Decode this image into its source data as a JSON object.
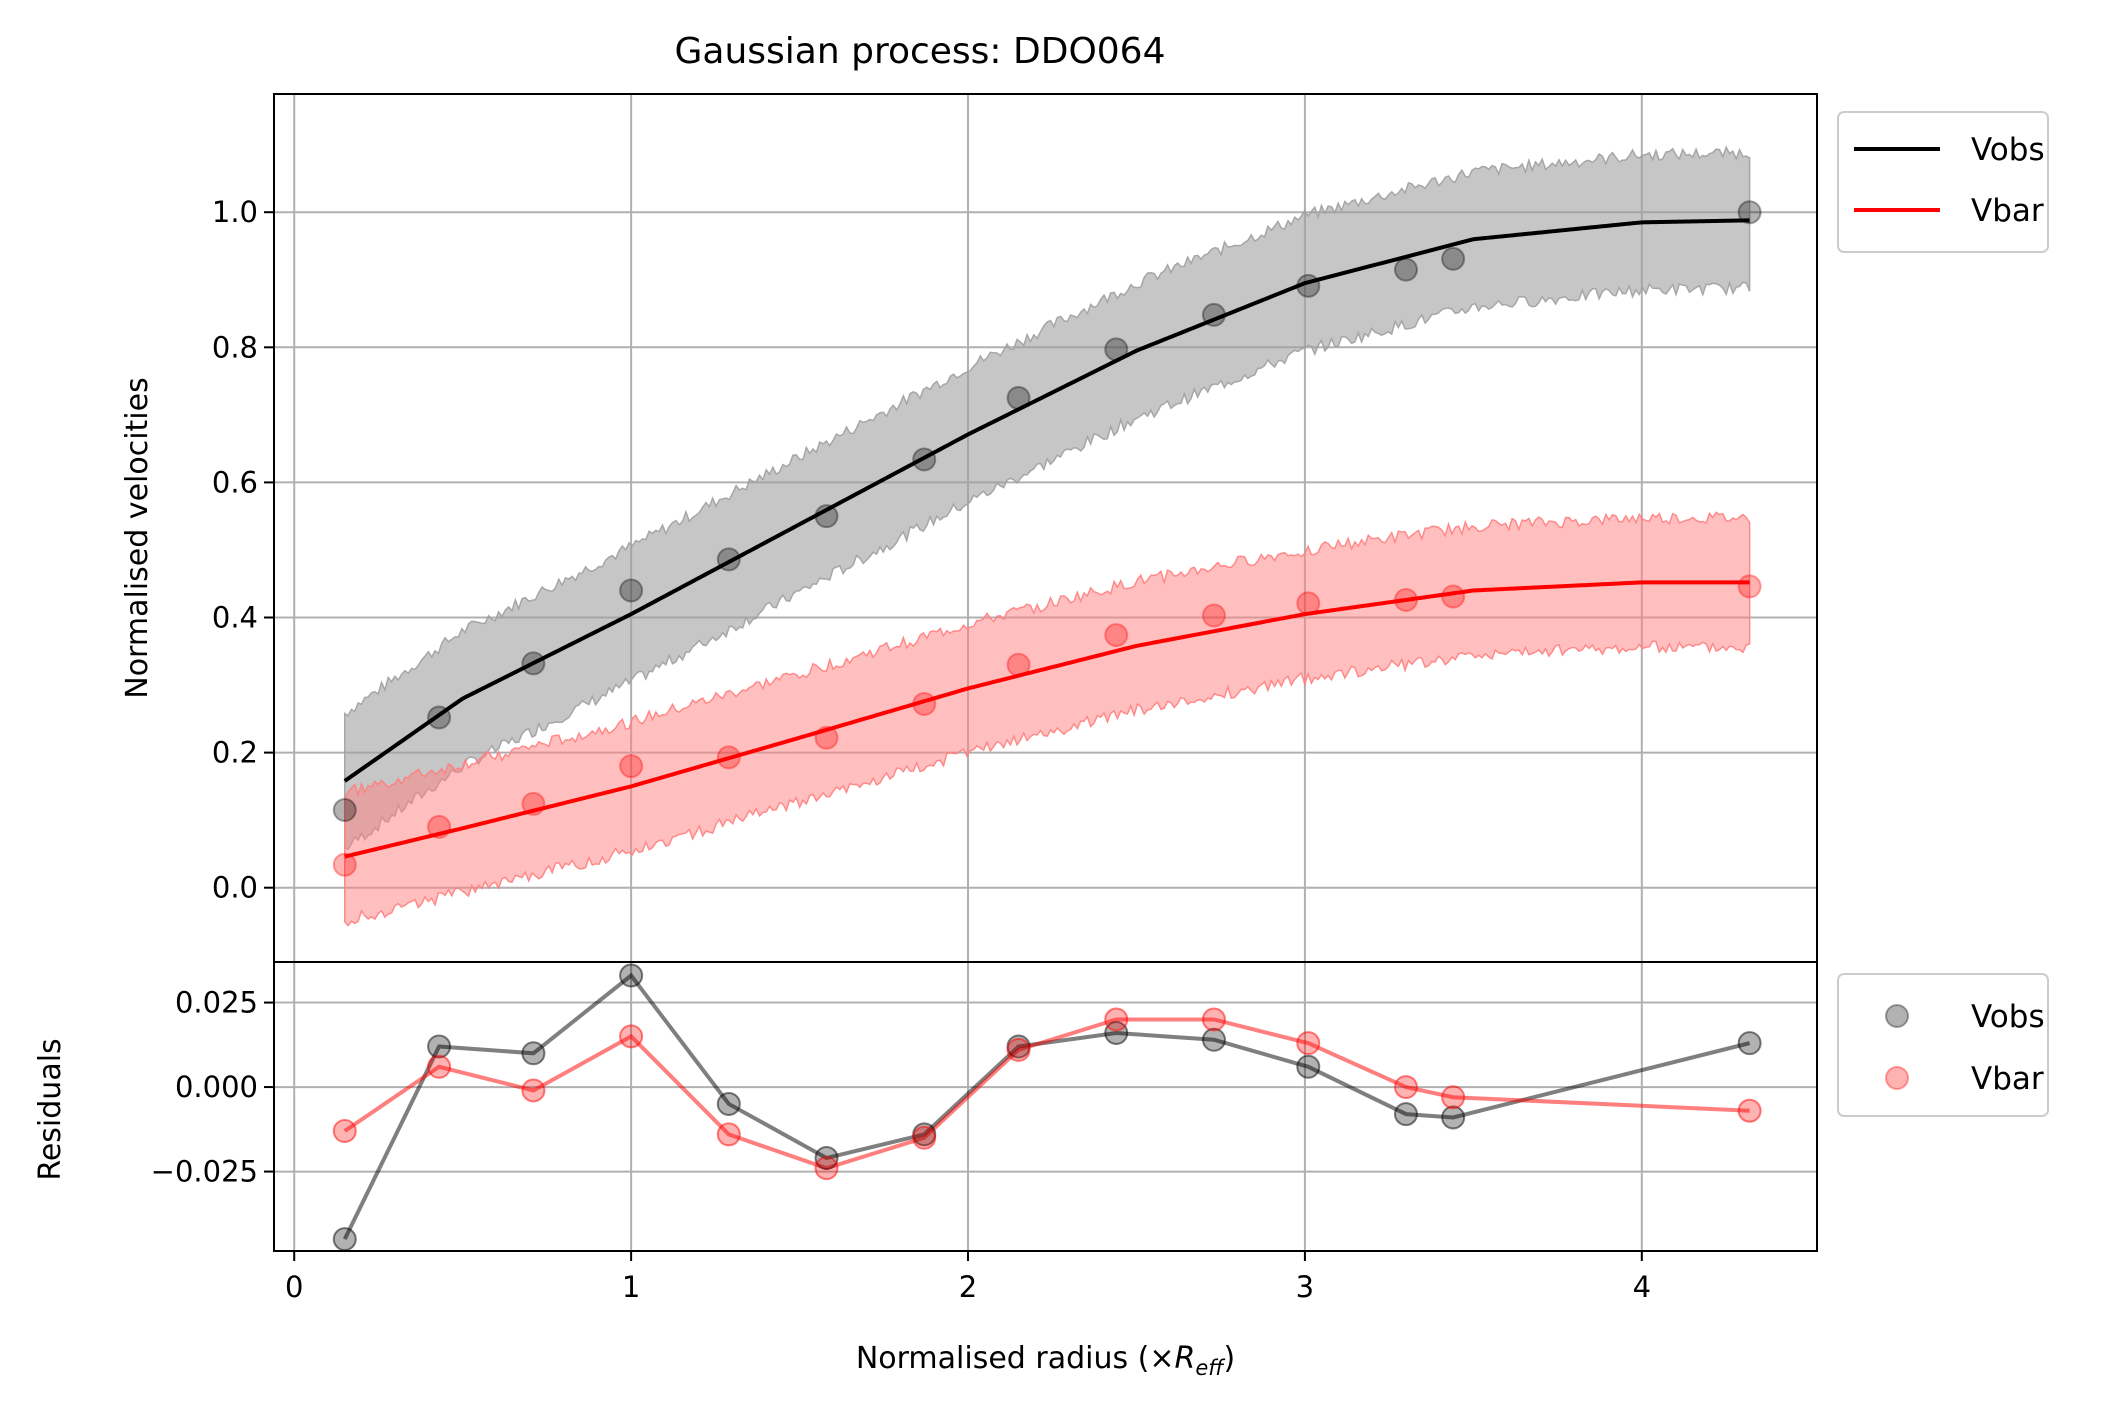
{
  "chart_data": {
    "title": "Gaussian process: DDO064",
    "xlabel_prefix": "Normalised radius (×",
    "xlabel_symbol": "R",
    "xlabel_sub": "eff",
    "xlabel_suffix": ")",
    "xlim": [
      -0.06,
      4.52
    ],
    "colors": {
      "Vobs": "#000000",
      "Vbar": "#ff0000"
    },
    "x_ticks": [
      0,
      1,
      2,
      3,
      4
    ],
    "x_tick_labels": [
      "0",
      "1",
      "2",
      "3",
      "4"
    ],
    "radius": [
      0.15,
      0.43,
      0.71,
      1.0,
      1.29,
      1.58,
      1.87,
      2.15,
      2.44,
      2.73,
      3.01,
      3.3,
      3.44,
      4.32
    ],
    "panels": [
      {
        "type": "scatter+line",
        "ylabel": "Normalised velocities",
        "ylim": [
          -0.11,
          1.175
        ],
        "y_ticks": [
          0.0,
          0.2,
          0.4,
          0.6,
          0.8,
          1.0
        ],
        "y_tick_labels": [
          "0.0",
          "0.2",
          "0.4",
          "0.6",
          "0.8",
          "1.0"
        ],
        "grid": true,
        "legend": "outside-right-top",
        "legend_entries": [
          "Vobs",
          "Vbar"
        ],
        "series": [
          {
            "name": "Vobs",
            "points": [
              0.115,
              0.252,
              0.332,
              0.44,
              0.486,
              0.55,
              0.634,
              0.725,
              0.797,
              0.848,
              0.891,
              0.915,
              0.931,
              1.0
            ],
            "fit_x": [
              0.15,
              0.5,
              1.0,
              1.5,
              2.0,
              2.5,
              3.0,
              3.5,
              4.0,
              4.32
            ],
            "fit_y": [
              0.158,
              0.28,
              0.405,
              0.538,
              0.671,
              0.795,
              0.895,
              0.96,
              0.985,
              0.988
            ],
            "band_halfwidth": 0.1
          },
          {
            "name": "Vbar",
            "points": [
              0.034,
              0.09,
              0.124,
              0.18,
              0.193,
              0.222,
              0.272,
              0.33,
              0.374,
              0.403,
              0.421,
              0.426,
              0.431,
              0.446
            ],
            "fit_x": [
              0.15,
              0.5,
              1.0,
              1.5,
              2.0,
              2.5,
              3.0,
              3.5,
              4.0,
              4.32
            ],
            "fit_y": [
              0.046,
              0.088,
              0.15,
              0.222,
              0.295,
              0.358,
              0.405,
              0.44,
              0.452,
              0.452
            ],
            "band_halfwidth": 0.095
          }
        ]
      },
      {
        "type": "scatter+line",
        "ylabel": "Residuals",
        "ylim": [
          -0.0485,
          0.037
        ],
        "y_ticks": [
          0.025,
          0.0,
          -0.025
        ],
        "y_tick_labels": [
          "0.025",
          "0.000",
          "−0.025"
        ],
        "grid": true,
        "legend": "outside-right-top",
        "legend_entries": [
          "Vobs",
          "Vbar"
        ],
        "series": [
          {
            "name": "Vobs",
            "points": [
              -0.045,
              0.012,
              0.01,
              0.033,
              -0.005,
              -0.021,
              -0.014,
              0.012,
              0.016,
              0.014,
              0.006,
              -0.008,
              -0.009,
              0.013
            ]
          },
          {
            "name": "Vbar",
            "points": [
              -0.013,
              0.006,
              -0.001,
              0.015,
              -0.014,
              -0.024,
              -0.015,
              0.011,
              0.02,
              0.02,
              0.013,
              0.0,
              -0.003,
              -0.007
            ]
          }
        ]
      }
    ]
  }
}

» Directive
Reproduce all of the material exactly, apart from the pictures.

» Task output
Decode this image into its source data as a JSON object.
{
  "chart_data": {
    "title": "Gaussian process: DDO064",
    "xlabel_prefix": "Normalised radius (×",
    "xlabel_symbol": "R",
    "xlabel_sub": "eff",
    "xlabel_suffix": ")",
    "xlim": [
      -0.06,
      4.52
    ],
    "colors": {
      "Vobs": "#000000",
      "Vbar": "#ff0000"
    },
    "x_ticks": [
      0,
      1,
      2,
      3,
      4
    ],
    "x_tick_labels": [
      "0",
      "1",
      "2",
      "3",
      "4"
    ],
    "radius": [
      0.15,
      0.43,
      0.71,
      1.0,
      1.29,
      1.58,
      1.87,
      2.15,
      2.44,
      2.73,
      3.01,
      3.3,
      3.44,
      4.32
    ],
    "panels": [
      {
        "type": "scatter+line",
        "ylabel": "Normalised velocities",
        "ylim": [
          -0.11,
          1.175
        ],
        "y_ticks": [
          0.0,
          0.2,
          0.4,
          0.6,
          0.8,
          1.0
        ],
        "y_tick_labels": [
          "0.0",
          "0.2",
          "0.4",
          "0.6",
          "0.8",
          "1.0"
        ],
        "grid": true,
        "legend": "outside-right-top",
        "legend_entries": [
          "Vobs",
          "Vbar"
        ],
        "series": [
          {
            "name": "Vobs",
            "points": [
              0.115,
              0.252,
              0.332,
              0.44,
              0.486,
              0.55,
              0.634,
              0.725,
              0.797,
              0.848,
              0.891,
              0.915,
              0.931,
              1.0
            ],
            "fit_x": [
              0.15,
              0.5,
              1.0,
              1.5,
              2.0,
              2.5,
              3.0,
              3.5,
              4.0,
              4.32
            ],
            "fit_y": [
              0.158,
              0.28,
              0.405,
              0.538,
              0.671,
              0.795,
              0.895,
              0.96,
              0.985,
              0.988
            ],
            "band_halfwidth": 0.1
          },
          {
            "name": "Vbar",
            "points": [
              0.034,
              0.09,
              0.124,
              0.18,
              0.193,
              0.222,
              0.272,
              0.33,
              0.374,
              0.403,
              0.421,
              0.426,
              0.431,
              0.446
            ],
            "fit_x": [
              0.15,
              0.5,
              1.0,
              1.5,
              2.0,
              2.5,
              3.0,
              3.5,
              4.0,
              4.32
            ],
            "fit_y": [
              0.046,
              0.088,
              0.15,
              0.222,
              0.295,
              0.358,
              0.405,
              0.44,
              0.452,
              0.452
            ],
            "band_halfwidth": 0.095
          }
        ]
      },
      {
        "type": "scatter+line",
        "ylabel": "Residuals",
        "ylim": [
          -0.0485,
          0.037
        ],
        "y_ticks": [
          0.025,
          0.0,
          -0.025
        ],
        "y_tick_labels": [
          "0.025",
          "0.000",
          "−0.025"
        ],
        "grid": true,
        "legend": "outside-right-top",
        "legend_entries": [
          "Vobs",
          "Vbar"
        ],
        "series": [
          {
            "name": "Vobs",
            "points": [
              -0.045,
              0.012,
              0.01,
              0.033,
              -0.005,
              -0.021,
              -0.014,
              0.012,
              0.016,
              0.014,
              0.006,
              -0.008,
              -0.009,
              0.013
            ]
          },
          {
            "name": "Vbar",
            "points": [
              -0.013,
              0.006,
              -0.001,
              0.015,
              -0.014,
              -0.024,
              -0.015,
              0.011,
              0.02,
              0.02,
              0.013,
              0.0,
              -0.003,
              -0.007
            ]
          }
        ]
      }
    ]
  }
}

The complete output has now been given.